[Items from a figure collection]

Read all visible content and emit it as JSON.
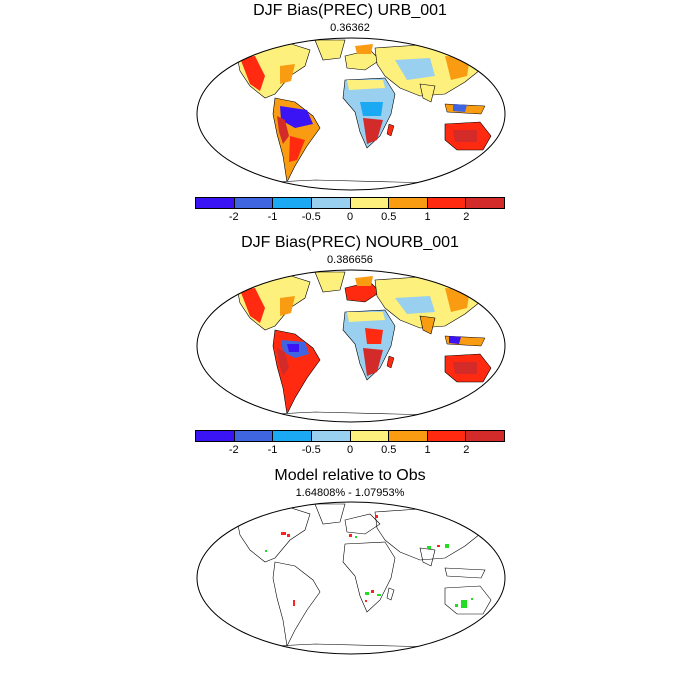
{
  "panels": [
    {
      "title": "DJF Bias(PREC) URB_001",
      "subtitle": "0.36362",
      "has_colorbar": true
    },
    {
      "title": "DJF Bias(PREC) NOURB_001",
      "subtitle": "0.386656",
      "has_colorbar": true
    },
    {
      "title": "Model relative to Obs",
      "subtitle": "1.64808% - 1.07953%",
      "has_colorbar": false
    }
  ],
  "colorbar": {
    "colors": [
      "#3b14f5",
      "#3f66e0",
      "#1aa9f2",
      "#99cfef",
      "#fdf07c",
      "#f99c12",
      "#ff2a0f",
      "#d32b2a"
    ],
    "tick_labels": [
      "-2",
      "-1",
      "-0.5",
      "0",
      "0.5",
      "1",
      "2"
    ]
  },
  "map_colors": {
    "land_outline": "#000000",
    "dry_strong": "#d32b2a",
    "dry": "#ff2a0f",
    "dry_mild": "#f99c12",
    "neutral_pos": "#fdf07c",
    "neutral_neg": "#99cfef",
    "wet_mild": "#1aa9f2",
    "wet": "#3f66e0",
    "wet_strong": "#3b14f5",
    "sig_red": "#ff2020",
    "sig_green": "#22dd22"
  }
}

◆ Set task:
Give the entries again word for word, but skip the pictures.

◆ Solution to the problem:
Read all visible content and emit it as JSON.
{
  "panels": [
    {
      "title": "DJF Bias(PREC) URB_001",
      "subtitle": "0.36362",
      "has_colorbar": true
    },
    {
      "title": "DJF Bias(PREC) NOURB_001",
      "subtitle": "0.386656",
      "has_colorbar": true
    },
    {
      "title": "Model relative to Obs",
      "subtitle": "1.64808% - 1.07953%",
      "has_colorbar": false
    }
  ],
  "colorbar": {
    "colors": [
      "#3b14f5",
      "#3f66e0",
      "#1aa9f2",
      "#99cfef",
      "#fdf07c",
      "#f99c12",
      "#ff2a0f",
      "#d32b2a"
    ],
    "tick_labels": [
      "-2",
      "-1",
      "-0.5",
      "0",
      "0.5",
      "1",
      "2"
    ]
  },
  "map_colors": {
    "land_outline": "#000000",
    "dry_strong": "#d32b2a",
    "dry": "#ff2a0f",
    "dry_mild": "#f99c12",
    "neutral_pos": "#fdf07c",
    "neutral_neg": "#99cfef",
    "wet_mild": "#1aa9f2",
    "wet": "#3f66e0",
    "wet_strong": "#3b14f5",
    "sig_red": "#ff2020",
    "sig_green": "#22dd22"
  }
}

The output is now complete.